[DATA PROVIDED]
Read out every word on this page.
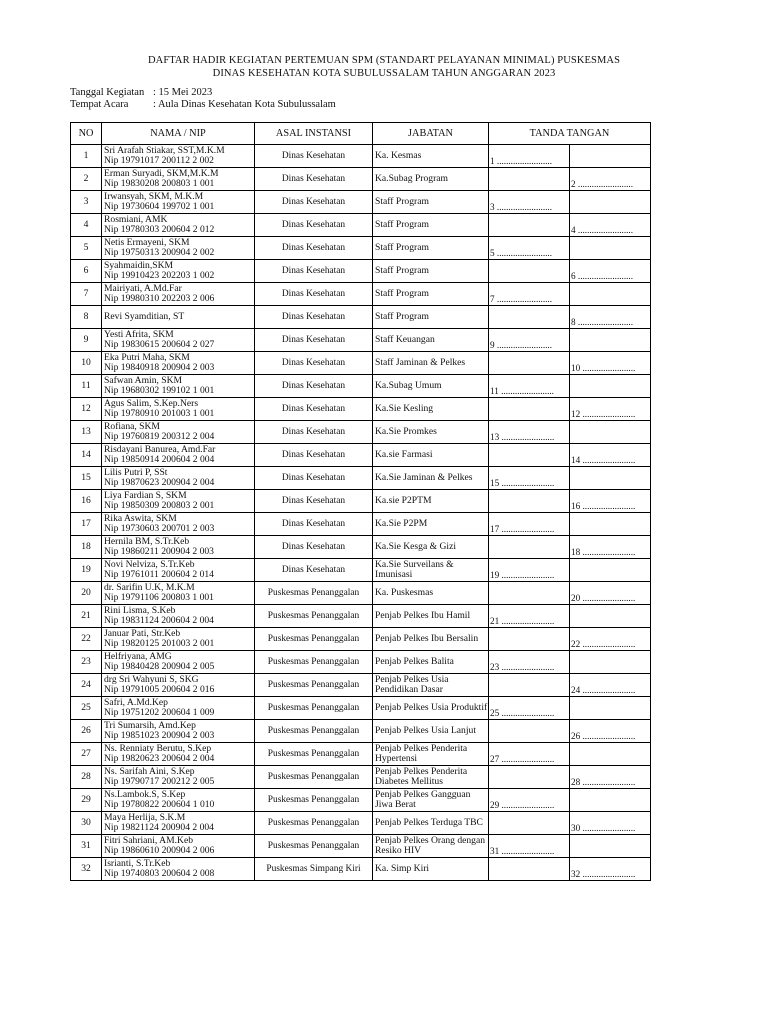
DAFTAR HADIR KEGIATAN PERTEMUAN SPM (STANDART PELAYANAN MINIMAL) PUSKESMAS
DINAS KESEHATAN KOTA SUBULUSSALAM TAHUN ANGGARAN 2023
Tanggal Kegiatan : 15 Mei 2023
Tempat Acara : Aula Dinas Kesehatan Kota Subulussalam
NO	NAMA / NIP	ASAL INSTANSI	JABATAN	TANDA TANGAN	
1	Sri Arafah Stiakar, SST,M.K.M
Nip 19791017 200112 2 002	Dinas Kesehatan	Ka. Kesmas	1 ........................	

2	Erman Suryadi, SKM,M.K.M
Nip 19830208 200803 1 001	Dinas Kesehatan	Ka.Subag Program		2 ........................

3	Irwansyah, SKM, M.K.M
Nip 19730604 199702 1 001	Dinas Kesehatan	Staff Program	3 ........................	

4	Rosmiani, AMK
Nip 19780303 200604 2 012	Dinas Kesehatan	Staff Program		4 ........................

5	Netis Ermayeni, SKM
Nip 19750313 200904 2 002	Dinas Kesehatan	Staff Program	5 ........................	

6	Syahmaidin,SKM
Nip 19910423 202203 1 002	Dinas Kesehatan	Staff Program		6 ........................

7	Mairiyati, A.Md.Far
Nip 19980310 202203 2 006	Dinas Kesehatan	Staff Program	7 ........................	

8	Revi Syamditian, ST	Dinas Kesehatan	Staff Program		8 ........................

9	Yesti Afrita, SKM
Nip 19830615 200604 2 027	Dinas Kesehatan	Staff Keuangan	9 ........................	

10	Eka Putri Maha, SKM
Nip 19840918 200904 2 003	Dinas Kesehatan	Staff Jaminan & Pelkes		10 .......................

11	Safwan Amin, SKM
Nip 19680302 199102 1 001	Dinas Kesehatan	Ka.Subag Umum	11 .......................	

12	Agus Salim, S.Kep.Ners
Nip 19780910 201003 1 001	Dinas Kesehatan	Ka.Sie Kesling		12 .......................

13	Rofiana, SKM
Nip 19760819 200312 2 004	Dinas Kesehatan	Ka.Sie Promkes	13 .......................	

14	Risdayani Banurea, Amd.Far
Nip 19850914 200604 2 004	Dinas Kesehatan	Ka.sie Farmasi		14 .......................

15	Lilis Putri P, SSt
Nip 19870623 200904 2 004	Dinas Kesehatan	Ka.Sie Jaminan & Pelkes	15 .......................	

16	Liya Fardian S, SKM
Nip 19850309 200803 2 001	Dinas Kesehatan	Ka.sie P2PTM		16 .......................

17	Rika Aswita, SKM
Nip 19730603 200701 2 003	Dinas Kesehatan	Ka.Sie P2PM	17 .......................	

18	Hernila BM, S.Tr.Keb
Nip 19860211 200904 2 003	Dinas Kesehatan	Ka.Sie Kesga & Gizi		18 .......................

19	Novi Nelviza, S.Tr.Keb
Nip 19761011 200604 2 014	Dinas Kesehatan	Ka.Sie Surveilans & Imunisasi	19 .......................	

20	dr. Sarifin U.K, M.K.M
Nip 19791106 200803 1 001	Puskesmas Penanggalan	Ka. Puskesmas		20 .......................

21	Rini Lisma, S.Keb
Nip 19831124 200604 2 004	Puskesmas Penanggalan	Penjab Pelkes Ibu Hamil	21 .......................	

22	Januar Pati, Str.Keb
Nip 19820125 201003 2 001	Puskesmas Penanggalan	Penjab Pelkes Ibu Bersalin		22 .......................

23	Helfriyana, AMG
Nip 19840428 200904 2 005	Puskesmas Penanggalan	Penjab Pelkes Balita	23 .......................	

24	drg Sri Wahyuni S, SKG
Nip 19791005 200604 2 016	Puskesmas Penanggalan	Penjab Pelkes Usia Pendidikan Dasar		24 .......................

25	Safri, A.Md.Kep
Nip 19751202 200604 1 009	Puskesmas Penanggalan	Penjab Pelkes Usia Produktif	25 .......................	

26	Tri Sumarsih, Amd.Kep
Nip 19851023 200904 2 003	Puskesmas Penanggalan	Penjab Pelkes Usia Lanjut		26 .......................

27	Ns. Renniaty Berutu, S.Kep
Nip 19820623 200604 2 004	Puskesmas Penanggalan	Penjab Pelkes Penderita Hypertensi	27 .......................	

28	Ns. Sarifah Aini, S.Kep
Nip 19790717 200212 2 005	Puskesmas Penanggalan	Penjab Pelkes Penderita Diabetes Mellitus		28 .......................

29	Ns.Lambok.S, S.Kep
Nip 19780822 200604 1 010	Puskesmas Penanggalan	Penjab Pelkes Gangguan Jiwa Berat	29 .......................	

30	Maya Herlija, S.K.M
Nip 19821124 200904 2 004	Puskesmas Penanggalan	Penjab Pelkes Terduga TBC		30 .......................

31	Fitri Sahriani, AM.Keb
Nip 19860610 200904 2 006	Puskesmas Penanggalan	Penjab Pelkes Orang dengan Resiko HIV	31 .......................	

32	Isrianti, S.Tr.Keb
Nip 19740803 200604 2 008	Puskesmas Simpang Kiri	Ka. Simp Kiri		32 .......................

[EXERCISE PROMPT] Look through the entries and find each line that has the string "Penderita". Copy those lines.

[FULL SOLUTION]
Nip 19820623 200604 2 004	Puskesmas Penanggalan	Penjab Pelkes Penderita Hypertensi	27 .......................	
Nip 19790717 200212 2 005	Puskesmas Penanggalan	Penjab Pelkes Penderita Diabetes Mellitus		28 .......................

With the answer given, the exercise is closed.